Exercise brief. Omit every image, and transcribe the remaining entries exactly as given.

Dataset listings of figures
• • • • •

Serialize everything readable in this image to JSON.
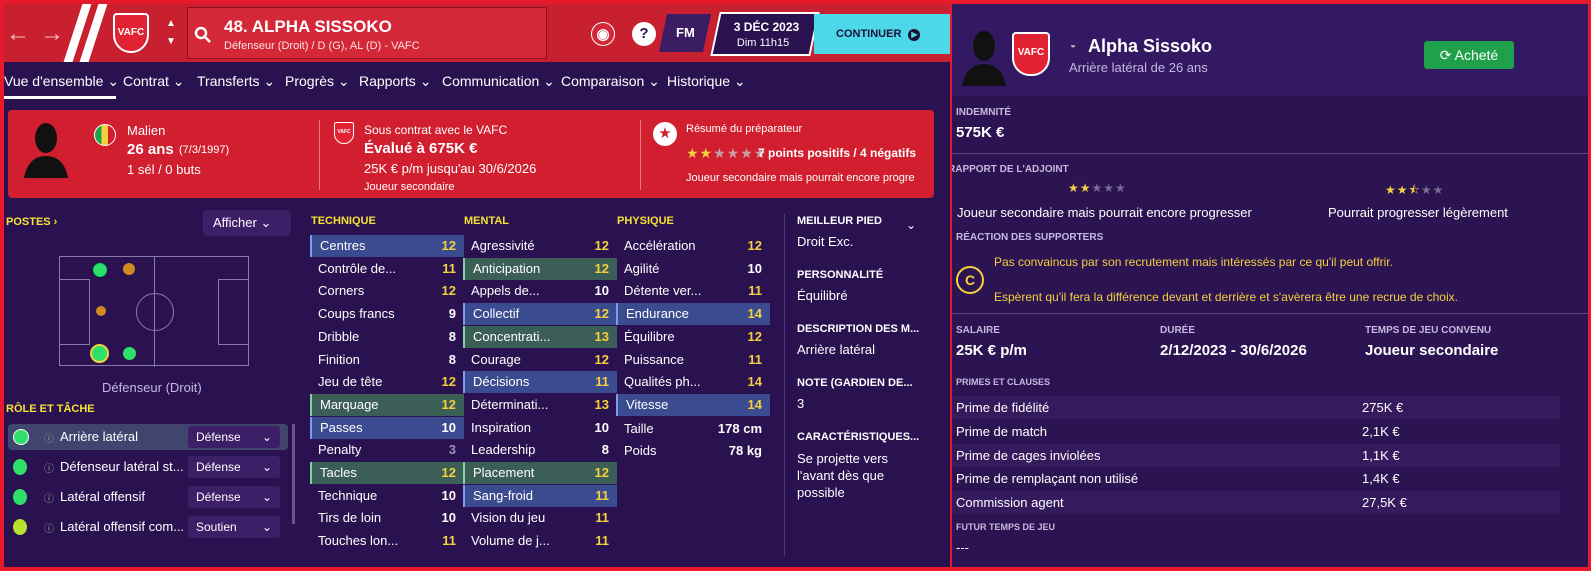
{
  "header": {
    "player_title": "48. ALPHA SISSOKO",
    "player_sub": "Défenseur (Droit) / D (G), AL (D) - VAFC",
    "club_short": "VAFC",
    "help": "?",
    "fm": "FM",
    "date": "3 DÉC 2023",
    "day": "Dim 11h15",
    "continue_label": "CONTINUER"
  },
  "tabs": [
    "Vue d'ensemble",
    "Contrat",
    "Transferts",
    "Progrès",
    "Rapports",
    "Communication",
    "Comparaison",
    "Historique"
  ],
  "card": {
    "nationality": "Malien",
    "age": "26 ans",
    "dob": "(7/3/1997)",
    "caps": "1 sél / 0 buts",
    "contract_with": "Sous contrat avec le VAFC",
    "value": "Évalué à 675K €",
    "wage": "25K € p/m jusqu'au 30/6/2026",
    "status": "Joueur secondaire",
    "coach_summary": "Résumé du préparateur",
    "coach_points": "7 points positifs / 4 négatifs",
    "coach_text": "Joueur secondaire mais pourrait encore progre",
    "stars_filled": 2,
    "stars_total": 6
  },
  "positions": {
    "title": "POSTES",
    "show": "Afficher",
    "pitch_label": "Défenseur (Droit)"
  },
  "roles": {
    "title": "RÔLE ET TÂCHE",
    "items": [
      {
        "name": "Arrière latéral",
        "duty": "Défense",
        "color": "#2ee06a"
      },
      {
        "name": "Défenseur latéral st...",
        "duty": "Défense",
        "color": "#2ee06a"
      },
      {
        "name": "Latéral offensif",
        "duty": "Défense",
        "color": "#2ee06a"
      },
      {
        "name": "Latéral offensif com...",
        "duty": "Soutien",
        "color": "#b8e02e"
      }
    ]
  },
  "attributes": {
    "technique": {
      "title": "TECHNIQUE",
      "rows": [
        [
          "Centres",
          "12"
        ],
        [
          "Contrôle de...",
          "11"
        ],
        [
          "Corners",
          "12"
        ],
        [
          "Coups francs",
          "9"
        ],
        [
          "Dribble",
          "8"
        ],
        [
          "Finition",
          "8"
        ],
        [
          "Jeu de tête",
          "12"
        ],
        [
          "Marquage",
          "12"
        ],
        [
          "Passes",
          "10"
        ],
        [
          "Penalty",
          "3"
        ],
        [
          "Tacles",
          "12"
        ],
        [
          "Technique",
          "10"
        ],
        [
          "Tirs de loin",
          "10"
        ],
        [
          "Touches lon...",
          "11"
        ]
      ]
    },
    "mental": {
      "title": "MENTAL",
      "rows": [
        [
          "Agressivité",
          "12"
        ],
        [
          "Anticipation",
          "12"
        ],
        [
          "Appels de...",
          "10"
        ],
        [
          "Collectif",
          "12"
        ],
        [
          "Concentrati...",
          "13"
        ],
        [
          "Courage",
          "12"
        ],
        [
          "Décisions",
          "11"
        ],
        [
          "Déterminati...",
          "13"
        ],
        [
          "Inspiration",
          "10"
        ],
        [
          "Leadership",
          "8"
        ],
        [
          "Placement",
          "12"
        ],
        [
          "Sang-froid",
          "11"
        ],
        [
          "Vision du jeu",
          "11"
        ],
        [
          "Volume de j...",
          "11"
        ]
      ]
    },
    "physique": {
      "title": "PHYSIQUE",
      "rows": [
        [
          "Accélération",
          "12"
        ],
        [
          "Agilité",
          "10"
        ],
        [
          "Détente ver...",
          "11"
        ],
        [
          "Endurance",
          "14"
        ],
        [
          "Équilibre",
          "12"
        ],
        [
          "Puissance",
          "11"
        ],
        [
          "Qualités ph...",
          "14"
        ],
        [
          "Vitesse",
          "14"
        ]
      ]
    },
    "height_label": "Taille",
    "height": "178 cm",
    "weight_label": "Poids",
    "weight": "78 kg"
  },
  "info": {
    "foot_label": "MEILLEUR PIED",
    "foot": "Droit Exc.",
    "pers_label": "PERSONNALITÉ",
    "pers": "Équilibré",
    "desc_label": "DESCRIPTION DES M...",
    "desc": "Arrière latéral",
    "note_label": "NOTE (GARDIEN DE...",
    "note": "3",
    "char_label": "CARACTÉRISTIQUES...",
    "char": "Se projette vers l'avant dès que possible"
  },
  "right": {
    "name": "Alpha Sissoko",
    "subtitle": "Arrière latéral de 26 ans",
    "bought": "Acheté",
    "fee_label": "INDEMNITÉ",
    "fee": "575K €",
    "assistant_label": "RAPPORT DE L'ADJOINT",
    "assist_left": "Joueur secondaire mais pourrait encore progresser",
    "assist_right": "Pourrait progresser légèrement",
    "supporters_label": "RÉACTION DES SUPPORTERS",
    "supporters_grade": "C",
    "supporters_1": "Pas convaincus par son recrutement mais intéressés par ce qu'il peut offrir.",
    "supporters_2": "Espèrent qu'il fera la différence devant et derrière et s'avèrera être une recrue de choix.",
    "salary_label": "SALAIRE",
    "salary": "25K € p/m",
    "duration_label": "DURÉE",
    "duration": "2/12/2023 - 30/6/2026",
    "playtime_label": "TEMPS DE JEU CONVENU",
    "playtime": "Joueur secondaire",
    "clauses_label": "PRIMES ET CLAUSES",
    "clauses": [
      [
        "Prime de fidélité",
        "275K €"
      ],
      [
        "Prime de match",
        "2,1K €"
      ],
      [
        "Prime de cages inviolées",
        "1,1K €"
      ],
      [
        "Prime de remplaçant non utilisé",
        "1,4K €"
      ],
      [
        "Commission agent",
        "27,5K €"
      ]
    ],
    "future_label": "FUTUR TEMPS DE JEU",
    "future": "---"
  },
  "colors": {
    "accent_red": "#d11f2f",
    "bg_purple": "#2a1251",
    "highlight_blue": "#3b4b8f",
    "highlight_green": "#3b5e57",
    "star": "#f4d03f",
    "green_button": "#1fa04a"
  }
}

• • • • •

Completed exercise.
Serialize everything readable in this image to JSON.
{
  "header": {
    "player_title": "48. ALPHA SISSOKO",
    "player_sub": "Défenseur (Droit) / D (G), AL (D) - VAFC",
    "club_short": "VAFC",
    "help": "?",
    "fm": "FM",
    "date": "3 DÉC 2023",
    "day": "Dim 11h15",
    "continue_label": "CONTINUER"
  },
  "tabs": [
    "Vue d'ensemble",
    "Contrat",
    "Transferts",
    "Progrès",
    "Rapports",
    "Communication",
    "Comparaison",
    "Historique"
  ],
  "card": {
    "nationality": "Malien",
    "age": "26 ans",
    "dob": "(7/3/1997)",
    "caps": "1 sél / 0 buts",
    "contract_with": "Sous contrat avec le VAFC",
    "value": "Évalué à 675K €",
    "wage": "25K € p/m jusqu'au 30/6/2026",
    "status": "Joueur secondaire",
    "coach_summary": "Résumé du préparateur",
    "coach_points": "7 points positifs / 4 négatifs",
    "coach_text": "Joueur secondaire mais pourrait encore progre",
    "stars_filled": 2,
    "stars_total": 6
  },
  "positions": {
    "title": "POSTES",
    "show": "Afficher",
    "pitch_label": "Défenseur (Droit)"
  },
  "roles": {
    "title": "RÔLE ET TÂCHE",
    "items": [
      {
        "name": "Arrière latéral",
        "duty": "Défense",
        "color": "#2ee06a"
      },
      {
        "name": "Défenseur latéral st...",
        "duty": "Défense",
        "color": "#2ee06a"
      },
      {
        "name": "Latéral offensif",
        "duty": "Défense",
        "color": "#2ee06a"
      },
      {
        "name": "Latéral offensif com...",
        "duty": "Soutien",
        "color": "#b8e02e"
      }
    ]
  },
  "attributes": {
    "technique": {
      "title": "TECHNIQUE",
      "rows": [
        [
          "Centres",
          "12"
        ],
        [
          "Contrôle de...",
          "11"
        ],
        [
          "Corners",
          "12"
        ],
        [
          "Coups francs",
          "9"
        ],
        [
          "Dribble",
          "8"
        ],
        [
          "Finition",
          "8"
        ],
        [
          "Jeu de tête",
          "12"
        ],
        [
          "Marquage",
          "12"
        ],
        [
          "Passes",
          "10"
        ],
        [
          "Penalty",
          "3"
        ],
        [
          "Tacles",
          "12"
        ],
        [
          "Technique",
          "10"
        ],
        [
          "Tirs de loin",
          "10"
        ],
        [
          "Touches lon...",
          "11"
        ]
      ]
    },
    "mental": {
      "title": "MENTAL",
      "rows": [
        [
          "Agressivité",
          "12"
        ],
        [
          "Anticipation",
          "12"
        ],
        [
          "Appels de...",
          "10"
        ],
        [
          "Collectif",
          "12"
        ],
        [
          "Concentrati...",
          "13"
        ],
        [
          "Courage",
          "12"
        ],
        [
          "Décisions",
          "11"
        ],
        [
          "Déterminati...",
          "13"
        ],
        [
          "Inspiration",
          "10"
        ],
        [
          "Leadership",
          "8"
        ],
        [
          "Placement",
          "12"
        ],
        [
          "Sang-froid",
          "11"
        ],
        [
          "Vision du jeu",
          "11"
        ],
        [
          "Volume de j...",
          "11"
        ]
      ]
    },
    "physique": {
      "title": "PHYSIQUE",
      "rows": [
        [
          "Accélération",
          "12"
        ],
        [
          "Agilité",
          "10"
        ],
        [
          "Détente ver...",
          "11"
        ],
        [
          "Endurance",
          "14"
        ],
        [
          "Équilibre",
          "12"
        ],
        [
          "Puissance",
          "11"
        ],
        [
          "Qualités ph...",
          "14"
        ],
        [
          "Vitesse",
          "14"
        ]
      ]
    },
    "height_label": "Taille",
    "height": "178 cm",
    "weight_label": "Poids",
    "weight": "78 kg"
  },
  "info": {
    "foot_label": "MEILLEUR PIED",
    "foot": "Droit Exc.",
    "pers_label": "PERSONNALITÉ",
    "pers": "Équilibré",
    "desc_label": "DESCRIPTION DES M...",
    "desc": "Arrière latéral",
    "note_label": "NOTE (GARDIEN DE...",
    "note": "3",
    "char_label": "CARACTÉRISTIQUES...",
    "char": "Se projette vers l'avant dès que possible"
  },
  "right": {
    "name": "Alpha Sissoko",
    "subtitle": "Arrière latéral de 26 ans",
    "bought": "Acheté",
    "fee_label": "INDEMNITÉ",
    "fee": "575K €",
    "assistant_label": "RAPPORT DE L'ADJOINT",
    "assist_left": "Joueur secondaire mais pourrait encore progresser",
    "assist_right": "Pourrait progresser légèrement",
    "supporters_label": "RÉACTION DES SUPPORTERS",
    "supporters_grade": "C",
    "supporters_1": "Pas convaincus par son recrutement mais intéressés par ce qu'il peut offrir.",
    "supporters_2": "Espèrent qu'il fera la différence devant et derrière et s'avèrera être une recrue de choix.",
    "salary_label": "SALAIRE",
    "salary": "25K € p/m",
    "duration_label": "DURÉE",
    "duration": "2/12/2023 - 30/6/2026",
    "playtime_label": "TEMPS DE JEU CONVENU",
    "playtime": "Joueur secondaire",
    "clauses_label": "PRIMES ET CLAUSES",
    "clauses": [
      [
        "Prime de fidélité",
        "275K €"
      ],
      [
        "Prime de match",
        "2,1K €"
      ],
      [
        "Prime de cages inviolées",
        "1,1K €"
      ],
      [
        "Prime de remplaçant non utilisé",
        "1,4K €"
      ],
      [
        "Commission agent",
        "27,5K €"
      ]
    ],
    "future_label": "FUTUR TEMPS DE JEU",
    "future": "---"
  },
  "colors": {
    "accent_red": "#d11f2f",
    "bg_purple": "#2a1251",
    "highlight_blue": "#3b4b8f",
    "highlight_green": "#3b5e57",
    "star": "#f4d03f",
    "green_button": "#1fa04a"
  }
}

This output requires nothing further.